_Material for this task_:
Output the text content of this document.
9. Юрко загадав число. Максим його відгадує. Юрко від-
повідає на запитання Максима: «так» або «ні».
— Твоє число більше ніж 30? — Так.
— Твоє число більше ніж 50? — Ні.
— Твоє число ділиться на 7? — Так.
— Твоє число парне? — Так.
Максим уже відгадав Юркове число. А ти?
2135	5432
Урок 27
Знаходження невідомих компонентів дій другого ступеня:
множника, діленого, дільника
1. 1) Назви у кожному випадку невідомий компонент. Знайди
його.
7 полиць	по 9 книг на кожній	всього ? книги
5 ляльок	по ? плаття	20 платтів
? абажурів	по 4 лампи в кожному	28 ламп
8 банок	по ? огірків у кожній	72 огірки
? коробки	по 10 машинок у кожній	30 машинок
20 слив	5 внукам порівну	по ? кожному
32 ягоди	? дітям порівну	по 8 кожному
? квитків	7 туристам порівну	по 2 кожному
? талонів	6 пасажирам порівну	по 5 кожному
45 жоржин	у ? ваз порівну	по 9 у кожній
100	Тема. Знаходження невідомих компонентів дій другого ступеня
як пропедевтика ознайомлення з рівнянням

_Task to complete_:
Check each line of the entries for the string "більше". Copy the lines that have it.

_Reply_:
— Твоє число більше ніж 30? — Так.
— Твоє число більше ніж 50? — Ні.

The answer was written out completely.